#### ACTIVITIES:
**1.** Rewrite the part of the market update that opens with the words "January 2024" and closes with "during the month.", substituting "uneven" for "mixed".
**2.** According to the market update, how many new jobs were created in the U.S. economy during January?

#### SUPPLIED TEXT:
/---

January 2024
Economic & Market Update
Key Takeaway
Favorable results for equity markets and mixed results for fixed income. Resilient labor market delays interest rate cuts.
Favorable results for equity and mixed results for fixed income markets during the first month of the year. The main equity indexes, the S&P 500, ACWI* and NASDAQ, accumulated returns of 1.59%, 0.53% and 1.02%, respectively, during the period, thus continuing the dynamism of year-end; this was not the case for the fixed-income markets, whose main indexes closed without major changes despite showing high volatility during the month.
The fourth quarter corporate reports of S&P 500 companies announced to date slightly exceeded analysts' expectations. In their annual comparison, sales increased 3.9%, favored by the health care and consumer discretionary sectors, while profits increased 2.9%, with the industrial and financial sectors being the best performers. Also noteworthy was Facebook's report, now META, whose 25% increase in sales took the company's market capitalization to 1.22 trillion dollars, an increase of 196 billion dollars (+20.3%) in a single day and setting a record for the largest intraday gain in value.
And while corporate reports were better than expected, surprisingly strong data came from the economic side as 353,000 new jobs were created in the U.S. economy during the month of January, significantly exceeding all economists' expectations and bringing the unemployment rate to 3.7%. This report confirms the resilience of the labor market and reduces the possibility of a rate cut during March; however, the market continues to expect ~5 rate cuts in the year to conclude 2024 with a benchmark rate of 4.10%.

\---

#### STUDY MATERIAL:
/---

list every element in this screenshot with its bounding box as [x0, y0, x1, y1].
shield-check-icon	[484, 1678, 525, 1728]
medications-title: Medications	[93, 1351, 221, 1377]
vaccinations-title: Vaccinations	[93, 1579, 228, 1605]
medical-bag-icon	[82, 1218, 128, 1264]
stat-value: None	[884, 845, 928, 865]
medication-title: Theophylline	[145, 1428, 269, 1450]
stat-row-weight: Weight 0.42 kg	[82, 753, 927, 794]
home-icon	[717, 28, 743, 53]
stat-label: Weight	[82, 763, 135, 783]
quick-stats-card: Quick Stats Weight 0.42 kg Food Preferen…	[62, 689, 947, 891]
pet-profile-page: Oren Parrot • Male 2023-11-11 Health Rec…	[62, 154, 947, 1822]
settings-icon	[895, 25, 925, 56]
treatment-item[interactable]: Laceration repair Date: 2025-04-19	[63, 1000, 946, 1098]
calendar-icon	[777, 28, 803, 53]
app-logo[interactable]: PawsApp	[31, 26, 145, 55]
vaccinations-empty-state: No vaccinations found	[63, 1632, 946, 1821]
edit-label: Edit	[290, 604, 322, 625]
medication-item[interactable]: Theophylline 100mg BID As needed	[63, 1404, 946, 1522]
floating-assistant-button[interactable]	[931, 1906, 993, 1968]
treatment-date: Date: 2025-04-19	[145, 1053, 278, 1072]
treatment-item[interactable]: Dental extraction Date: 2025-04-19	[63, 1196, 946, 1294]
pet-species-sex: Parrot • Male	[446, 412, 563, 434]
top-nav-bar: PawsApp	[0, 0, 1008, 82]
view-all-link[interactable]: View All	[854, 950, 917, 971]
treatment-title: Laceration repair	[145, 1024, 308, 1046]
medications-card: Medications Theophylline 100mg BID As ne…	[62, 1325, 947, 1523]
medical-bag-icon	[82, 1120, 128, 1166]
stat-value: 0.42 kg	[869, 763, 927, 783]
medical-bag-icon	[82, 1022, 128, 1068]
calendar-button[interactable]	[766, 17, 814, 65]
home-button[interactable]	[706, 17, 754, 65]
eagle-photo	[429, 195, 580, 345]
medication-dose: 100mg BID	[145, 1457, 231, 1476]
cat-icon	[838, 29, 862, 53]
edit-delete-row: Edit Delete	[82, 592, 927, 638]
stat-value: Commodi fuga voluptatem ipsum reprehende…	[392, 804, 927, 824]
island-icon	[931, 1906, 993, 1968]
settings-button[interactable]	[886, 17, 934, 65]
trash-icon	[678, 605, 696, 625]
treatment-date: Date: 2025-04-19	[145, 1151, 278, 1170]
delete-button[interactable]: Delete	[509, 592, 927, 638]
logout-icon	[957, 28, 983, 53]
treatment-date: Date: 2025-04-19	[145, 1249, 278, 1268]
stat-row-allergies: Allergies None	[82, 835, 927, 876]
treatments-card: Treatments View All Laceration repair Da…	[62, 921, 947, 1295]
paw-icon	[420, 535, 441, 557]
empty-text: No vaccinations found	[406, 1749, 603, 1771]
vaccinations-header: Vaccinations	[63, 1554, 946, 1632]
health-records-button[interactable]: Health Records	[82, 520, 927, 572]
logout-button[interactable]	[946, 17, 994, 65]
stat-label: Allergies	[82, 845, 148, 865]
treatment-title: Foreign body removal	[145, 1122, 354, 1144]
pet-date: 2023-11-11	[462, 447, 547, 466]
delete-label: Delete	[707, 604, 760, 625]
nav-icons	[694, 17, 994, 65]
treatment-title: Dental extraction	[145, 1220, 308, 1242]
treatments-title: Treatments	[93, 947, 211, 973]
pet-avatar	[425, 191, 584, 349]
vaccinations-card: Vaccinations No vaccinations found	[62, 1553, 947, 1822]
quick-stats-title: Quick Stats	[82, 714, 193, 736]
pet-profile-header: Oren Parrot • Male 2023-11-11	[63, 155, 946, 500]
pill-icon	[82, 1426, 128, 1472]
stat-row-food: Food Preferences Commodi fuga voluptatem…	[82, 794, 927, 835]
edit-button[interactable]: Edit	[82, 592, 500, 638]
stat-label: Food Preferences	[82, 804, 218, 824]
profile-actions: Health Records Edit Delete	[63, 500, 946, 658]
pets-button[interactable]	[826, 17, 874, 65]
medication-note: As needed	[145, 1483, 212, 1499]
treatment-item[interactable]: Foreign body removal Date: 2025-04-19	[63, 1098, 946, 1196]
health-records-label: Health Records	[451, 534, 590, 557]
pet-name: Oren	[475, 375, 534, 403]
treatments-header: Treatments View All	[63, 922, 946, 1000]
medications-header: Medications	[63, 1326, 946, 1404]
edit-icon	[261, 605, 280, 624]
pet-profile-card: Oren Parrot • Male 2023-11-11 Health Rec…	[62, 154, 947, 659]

\---

#### TASK-BY-TASK OUTPUTS:
**1.**
January 2024
Economic & Market Update
Key Takeaway
Favorable results for equity markets and uneven results for fixed income. Resilient labor market delays interest rate cuts.
Favorable results for equity and uneven results for fixed income markets during the first month of the year. The main equity indexes, the S&P 500, ACWI* and NASDAQ, accumulated returns of 1.59%, 0.53% and 1.02%, respectively, during the period, thus continuing the dynamism of year-end; this was not the case for the fixed-income markets, whose main indexes closed without major changes despite showing high volatility during the month.

**2.** 353,000 new jobs.